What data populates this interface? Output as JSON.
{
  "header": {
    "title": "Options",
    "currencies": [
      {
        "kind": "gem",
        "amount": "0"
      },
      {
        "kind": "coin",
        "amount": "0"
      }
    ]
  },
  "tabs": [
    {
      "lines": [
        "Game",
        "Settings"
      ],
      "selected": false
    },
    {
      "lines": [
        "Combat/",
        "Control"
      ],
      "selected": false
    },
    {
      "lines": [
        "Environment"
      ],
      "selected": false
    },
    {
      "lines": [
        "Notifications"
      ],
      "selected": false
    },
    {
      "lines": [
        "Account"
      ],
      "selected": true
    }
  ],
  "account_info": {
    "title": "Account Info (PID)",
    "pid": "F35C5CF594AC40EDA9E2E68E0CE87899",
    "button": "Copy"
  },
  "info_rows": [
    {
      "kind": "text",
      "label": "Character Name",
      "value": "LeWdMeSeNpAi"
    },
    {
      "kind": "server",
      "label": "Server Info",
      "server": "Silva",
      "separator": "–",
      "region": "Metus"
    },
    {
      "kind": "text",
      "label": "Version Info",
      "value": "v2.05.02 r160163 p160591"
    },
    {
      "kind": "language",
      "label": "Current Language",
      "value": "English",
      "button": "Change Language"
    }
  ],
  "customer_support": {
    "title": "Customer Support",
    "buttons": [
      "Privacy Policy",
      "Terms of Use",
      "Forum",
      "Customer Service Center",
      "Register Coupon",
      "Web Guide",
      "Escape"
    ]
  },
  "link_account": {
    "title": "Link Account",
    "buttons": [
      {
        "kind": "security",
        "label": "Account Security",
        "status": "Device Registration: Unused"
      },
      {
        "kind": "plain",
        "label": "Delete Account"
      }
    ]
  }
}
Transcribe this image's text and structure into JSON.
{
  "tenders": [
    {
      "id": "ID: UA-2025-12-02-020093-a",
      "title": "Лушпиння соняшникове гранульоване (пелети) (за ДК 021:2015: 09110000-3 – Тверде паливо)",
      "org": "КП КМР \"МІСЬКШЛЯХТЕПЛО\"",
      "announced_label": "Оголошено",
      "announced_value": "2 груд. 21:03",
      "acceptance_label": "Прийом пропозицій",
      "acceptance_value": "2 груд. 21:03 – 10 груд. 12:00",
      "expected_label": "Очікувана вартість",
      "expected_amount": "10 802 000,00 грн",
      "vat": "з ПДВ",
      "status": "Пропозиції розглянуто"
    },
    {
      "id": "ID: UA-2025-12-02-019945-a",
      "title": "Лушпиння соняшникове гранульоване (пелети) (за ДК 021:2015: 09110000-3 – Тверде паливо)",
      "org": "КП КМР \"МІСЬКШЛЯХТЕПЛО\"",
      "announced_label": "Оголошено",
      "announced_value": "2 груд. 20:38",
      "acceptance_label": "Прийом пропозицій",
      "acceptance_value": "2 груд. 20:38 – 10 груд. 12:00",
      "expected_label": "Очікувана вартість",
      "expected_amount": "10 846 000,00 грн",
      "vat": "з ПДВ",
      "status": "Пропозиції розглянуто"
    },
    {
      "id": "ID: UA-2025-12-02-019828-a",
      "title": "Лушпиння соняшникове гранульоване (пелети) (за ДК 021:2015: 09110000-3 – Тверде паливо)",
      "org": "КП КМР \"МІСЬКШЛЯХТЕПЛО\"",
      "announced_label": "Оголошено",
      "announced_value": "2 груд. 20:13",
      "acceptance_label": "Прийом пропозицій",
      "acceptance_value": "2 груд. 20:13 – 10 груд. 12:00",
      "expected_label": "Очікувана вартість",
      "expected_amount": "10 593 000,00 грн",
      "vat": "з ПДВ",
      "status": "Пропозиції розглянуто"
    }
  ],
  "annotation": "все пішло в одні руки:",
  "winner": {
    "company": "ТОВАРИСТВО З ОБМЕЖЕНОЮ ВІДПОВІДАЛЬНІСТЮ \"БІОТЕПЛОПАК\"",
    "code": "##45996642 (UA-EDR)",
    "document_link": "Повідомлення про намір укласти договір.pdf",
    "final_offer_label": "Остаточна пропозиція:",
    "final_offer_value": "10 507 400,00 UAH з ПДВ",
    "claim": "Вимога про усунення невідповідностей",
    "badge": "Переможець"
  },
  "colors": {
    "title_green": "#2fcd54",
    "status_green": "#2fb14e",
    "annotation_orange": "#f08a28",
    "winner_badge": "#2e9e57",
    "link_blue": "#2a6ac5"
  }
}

....

Set task ▸ How many lines of the records contain the string "this"? Respond with the number alone.

Result ▸ 2